Records about charts and figures:
------------------------

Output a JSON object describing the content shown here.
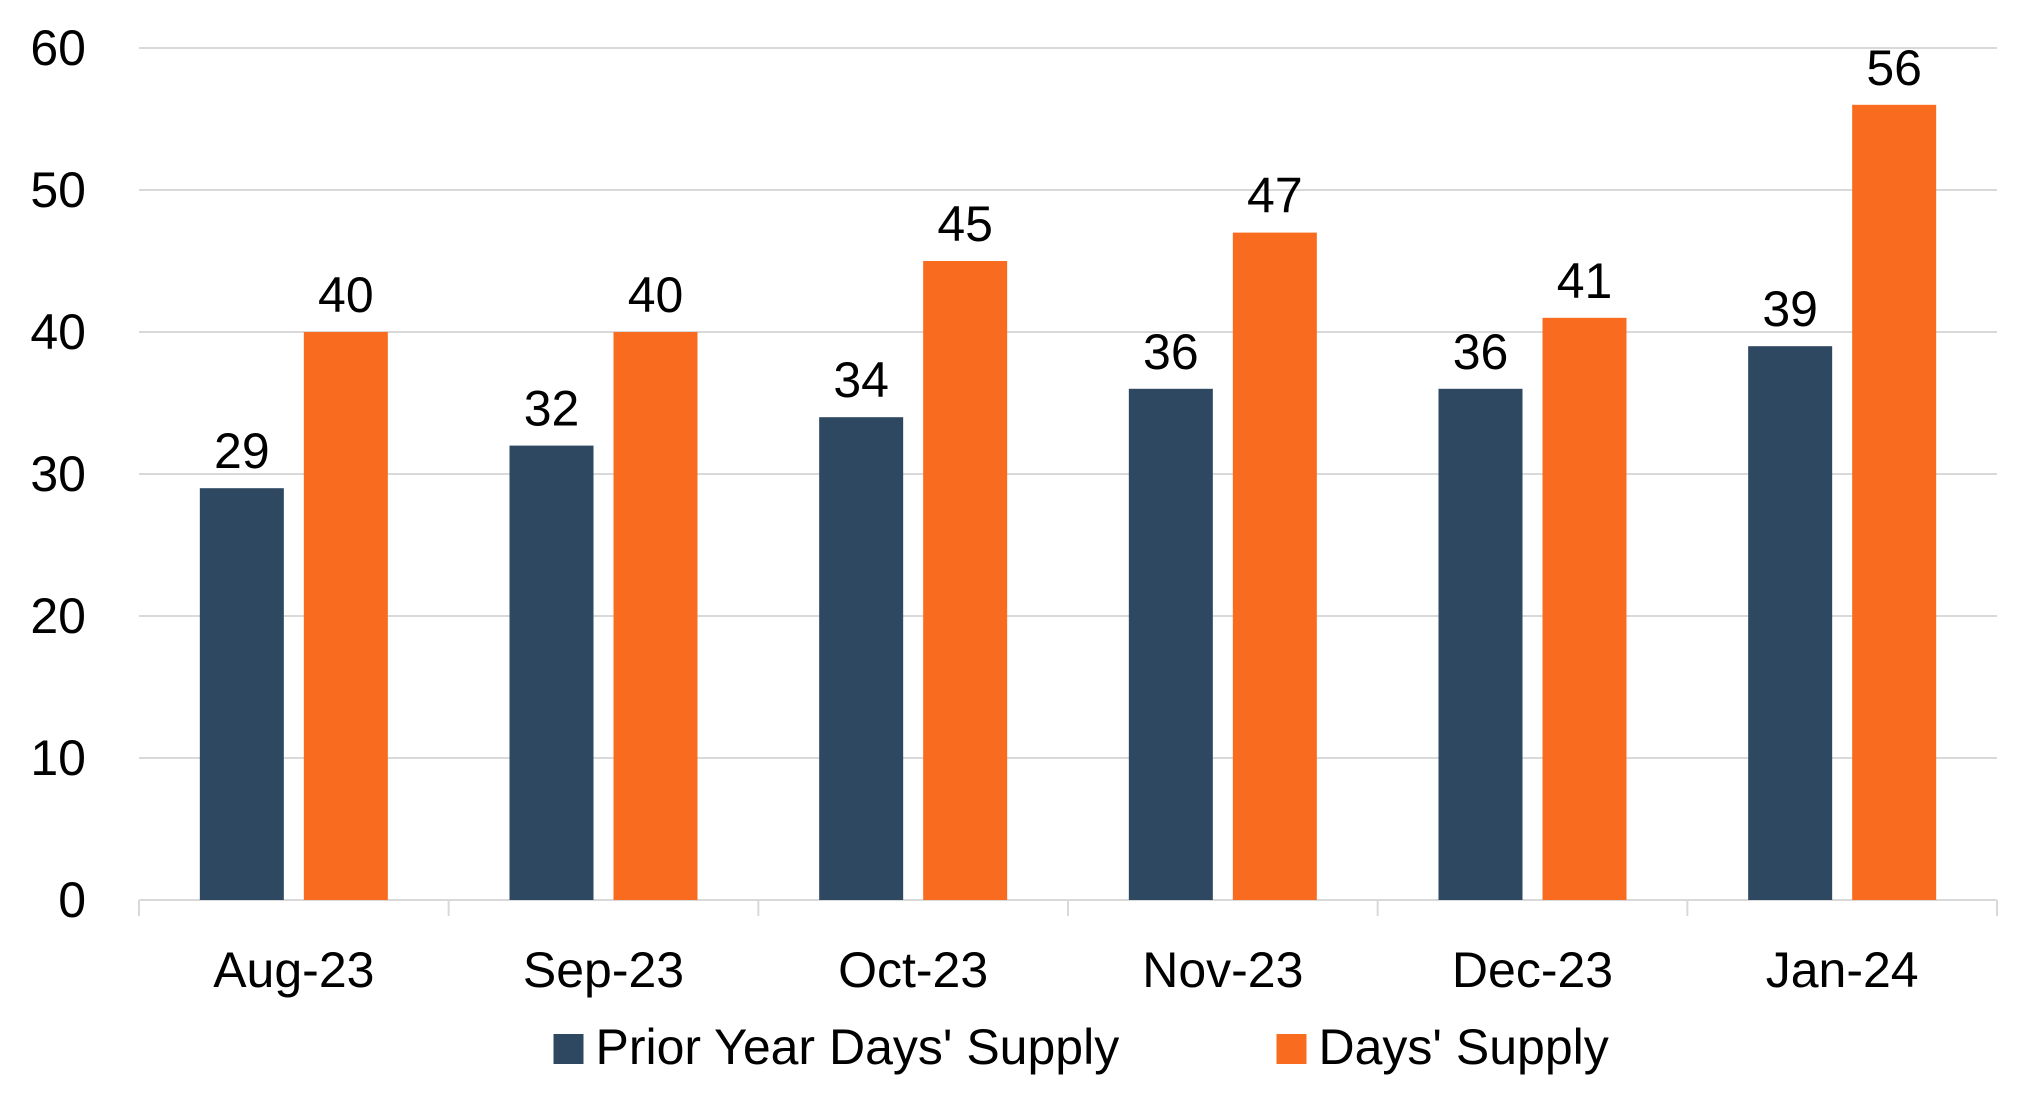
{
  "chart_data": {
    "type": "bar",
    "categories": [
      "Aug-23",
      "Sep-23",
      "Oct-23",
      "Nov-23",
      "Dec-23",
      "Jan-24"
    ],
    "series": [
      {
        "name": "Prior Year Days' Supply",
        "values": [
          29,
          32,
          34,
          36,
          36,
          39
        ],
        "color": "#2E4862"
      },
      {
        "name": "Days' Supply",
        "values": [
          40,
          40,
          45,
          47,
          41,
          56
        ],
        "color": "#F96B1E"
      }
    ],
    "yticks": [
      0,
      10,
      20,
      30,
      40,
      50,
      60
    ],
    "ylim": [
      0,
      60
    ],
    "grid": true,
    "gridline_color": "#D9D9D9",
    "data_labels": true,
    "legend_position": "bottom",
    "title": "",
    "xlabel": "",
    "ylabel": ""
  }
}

------------------------

Stated exercise: Reproduce every line of the listing above in which the string "Days" appears.

Exercise output:
        "name": "Prior Year Days' Supply",
        "name": "Days' Supply",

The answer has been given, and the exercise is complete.